§ To do
Here are some records; return them all exactly.

Records from a collection:
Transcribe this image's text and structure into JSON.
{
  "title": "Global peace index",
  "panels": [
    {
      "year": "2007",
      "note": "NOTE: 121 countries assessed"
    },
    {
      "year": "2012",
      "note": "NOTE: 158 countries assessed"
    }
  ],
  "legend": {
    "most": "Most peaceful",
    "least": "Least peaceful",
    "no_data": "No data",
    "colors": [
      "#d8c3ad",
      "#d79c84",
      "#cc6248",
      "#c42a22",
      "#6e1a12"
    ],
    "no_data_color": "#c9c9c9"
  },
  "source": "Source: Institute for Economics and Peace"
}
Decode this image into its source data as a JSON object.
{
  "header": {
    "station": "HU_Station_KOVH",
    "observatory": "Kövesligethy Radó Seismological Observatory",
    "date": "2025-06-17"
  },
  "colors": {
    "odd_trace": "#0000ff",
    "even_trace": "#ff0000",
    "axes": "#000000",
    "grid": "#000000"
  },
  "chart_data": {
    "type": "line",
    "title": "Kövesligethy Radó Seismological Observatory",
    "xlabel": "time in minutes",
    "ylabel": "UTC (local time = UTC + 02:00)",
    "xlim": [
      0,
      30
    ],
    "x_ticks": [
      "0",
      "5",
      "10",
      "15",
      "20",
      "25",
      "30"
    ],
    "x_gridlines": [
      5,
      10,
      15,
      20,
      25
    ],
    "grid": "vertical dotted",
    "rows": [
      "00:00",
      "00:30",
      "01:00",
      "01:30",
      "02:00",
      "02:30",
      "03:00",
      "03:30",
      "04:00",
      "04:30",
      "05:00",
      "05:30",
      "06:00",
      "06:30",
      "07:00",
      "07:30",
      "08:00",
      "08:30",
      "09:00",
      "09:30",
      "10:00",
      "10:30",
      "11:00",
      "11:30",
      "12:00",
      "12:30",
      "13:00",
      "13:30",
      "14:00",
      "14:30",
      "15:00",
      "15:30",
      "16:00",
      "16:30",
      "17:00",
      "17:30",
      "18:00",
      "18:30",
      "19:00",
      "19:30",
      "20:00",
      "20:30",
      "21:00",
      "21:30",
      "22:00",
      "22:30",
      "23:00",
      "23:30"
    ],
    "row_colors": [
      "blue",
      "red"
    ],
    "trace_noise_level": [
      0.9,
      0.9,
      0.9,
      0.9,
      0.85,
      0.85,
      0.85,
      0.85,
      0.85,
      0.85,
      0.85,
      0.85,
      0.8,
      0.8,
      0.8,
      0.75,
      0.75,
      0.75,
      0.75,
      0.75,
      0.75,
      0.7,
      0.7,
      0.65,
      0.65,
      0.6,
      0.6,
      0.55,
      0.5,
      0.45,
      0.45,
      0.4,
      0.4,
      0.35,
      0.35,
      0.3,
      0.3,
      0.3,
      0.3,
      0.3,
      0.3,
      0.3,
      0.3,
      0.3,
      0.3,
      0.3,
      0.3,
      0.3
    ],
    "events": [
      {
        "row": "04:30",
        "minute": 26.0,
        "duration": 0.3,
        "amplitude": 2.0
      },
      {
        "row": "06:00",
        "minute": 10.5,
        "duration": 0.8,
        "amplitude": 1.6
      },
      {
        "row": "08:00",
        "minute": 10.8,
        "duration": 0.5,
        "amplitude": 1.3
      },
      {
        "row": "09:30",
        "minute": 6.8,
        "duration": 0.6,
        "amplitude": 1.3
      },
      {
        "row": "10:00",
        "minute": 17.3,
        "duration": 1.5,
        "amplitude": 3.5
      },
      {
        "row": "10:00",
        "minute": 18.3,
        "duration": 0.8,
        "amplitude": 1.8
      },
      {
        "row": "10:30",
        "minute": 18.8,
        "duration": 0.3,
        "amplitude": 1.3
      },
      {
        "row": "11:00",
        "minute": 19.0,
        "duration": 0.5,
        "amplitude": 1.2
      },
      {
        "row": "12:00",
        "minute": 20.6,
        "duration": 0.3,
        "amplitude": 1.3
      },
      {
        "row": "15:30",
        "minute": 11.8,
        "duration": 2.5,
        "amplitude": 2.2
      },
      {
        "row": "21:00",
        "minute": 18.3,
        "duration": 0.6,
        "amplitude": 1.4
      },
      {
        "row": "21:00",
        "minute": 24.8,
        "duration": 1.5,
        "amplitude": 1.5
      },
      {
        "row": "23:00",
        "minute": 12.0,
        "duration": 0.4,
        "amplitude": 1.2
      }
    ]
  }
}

§ The completed task
Transcribe this image's text and structure into JSON.
{
  "title": "Global peace index",
  "panels": [
    {
      "year": "2007",
      "note": "NOTE: 121 countries assessed"
    },
    {
      "year": "2012",
      "note": "NOTE: 158 countries assessed"
    }
  ],
  "legend": {
    "most": "Most peaceful",
    "least": "Least peaceful",
    "no_data": "No data",
    "colors": [
      "#d8c3ad",
      "#d79c84",
      "#cc6248",
      "#c42a22",
      "#6e1a12"
    ],
    "no_data_color": "#c9c9c9"
  },
  "source": "Source: Institute for Economics and Peace"
}
Decode this image into its source data as a JSON object.
{
  "header": {
    "station": "HU_Station_KOVH",
    "observatory": "Kövesligethy Radó Seismological Observatory",
    "date": "2025-06-17"
  },
  "colors": {
    "odd_trace": "#0000ff",
    "even_trace": "#ff0000",
    "axes": "#000000",
    "grid": "#000000"
  },
  "chart_data": {
    "type": "line",
    "title": "Kövesligethy Radó Seismological Observatory",
    "xlabel": "time in minutes",
    "ylabel": "UTC (local time = UTC + 02:00)",
    "xlim": [
      0,
      30
    ],
    "x_ticks": [
      "0",
      "5",
      "10",
      "15",
      "20",
      "25",
      "30"
    ],
    "x_gridlines": [
      5,
      10,
      15,
      20,
      25
    ],
    "grid": "vertical dotted",
    "rows": [
      "00:00",
      "00:30",
      "01:00",
      "01:30",
      "02:00",
      "02:30",
      "03:00",
      "03:30",
      "04:00",
      "04:30",
      "05:00",
      "05:30",
      "06:00",
      "06:30",
      "07:00",
      "07:30",
      "08:00",
      "08:30",
      "09:00",
      "09:30",
      "10:00",
      "10:30",
      "11:00",
      "11:30",
      "12:00",
      "12:30",
      "13:00",
      "13:30",
      "14:00",
      "14:30",
      "15:00",
      "15:30",
      "16:00",
      "16:30",
      "17:00",
      "17:30",
      "18:00",
      "18:30",
      "19:00",
      "19:30",
      "20:00",
      "20:30",
      "21:00",
      "21:30",
      "22:00",
      "22:30",
      "23:00",
      "23:30"
    ],
    "row_colors": [
      "blue",
      "red"
    ],
    "trace_noise_level": [
      0.9,
      0.9,
      0.9,
      0.9,
      0.85,
      0.85,
      0.85,
      0.85,
      0.85,
      0.85,
      0.85,
      0.85,
      0.8,
      0.8,
      0.8,
      0.75,
      0.75,
      0.75,
      0.75,
      0.75,
      0.75,
      0.7,
      0.7,
      0.65,
      0.65,
      0.6,
      0.6,
      0.55,
      0.5,
      0.45,
      0.45,
      0.4,
      0.4,
      0.35,
      0.35,
      0.3,
      0.3,
      0.3,
      0.3,
      0.3,
      0.3,
      0.3,
      0.3,
      0.3,
      0.3,
      0.3,
      0.3,
      0.3
    ],
    "events": [
      {
        "row": "04:30",
        "minute": 26.0,
        "duration": 0.3,
        "amplitude": 2.0
      },
      {
        "row": "06:00",
        "minute": 10.5,
        "duration": 0.8,
        "amplitude": 1.6
      },
      {
        "row": "08:00",
        "minute": 10.8,
        "duration": 0.5,
        "amplitude": 1.3
      },
      {
        "row": "09:30",
        "minute": 6.8,
        "duration": 0.6,
        "amplitude": 1.3
      },
      {
        "row": "10:00",
        "minute": 17.3,
        "duration": 1.5,
        "amplitude": 3.5
      },
      {
        "row": "10:00",
        "minute": 18.3,
        "duration": 0.8,
        "amplitude": 1.8
      },
      {
        "row": "10:30",
        "minute": 18.8,
        "duration": 0.3,
        "amplitude": 1.3
      },
      {
        "row": "11:00",
        "minute": 19.0,
        "duration": 0.5,
        "amplitude": 1.2
      },
      {
        "row": "12:00",
        "minute": 20.6,
        "duration": 0.3,
        "amplitude": 1.3
      },
      {
        "row": "15:30",
        "minute": 11.8,
        "duration": 2.5,
        "amplitude": 2.2
      },
      {
        "row": "21:00",
        "minute": 18.3,
        "duration": 0.6,
        "amplitude": 1.4
      },
      {
        "row": "21:00",
        "minute": 24.8,
        "duration": 1.5,
        "amplitude": 1.5
      },
      {
        "row": "23:00",
        "minute": 12.0,
        "duration": 0.4,
        "amplitude": 1.2
      }
    ]
  }
}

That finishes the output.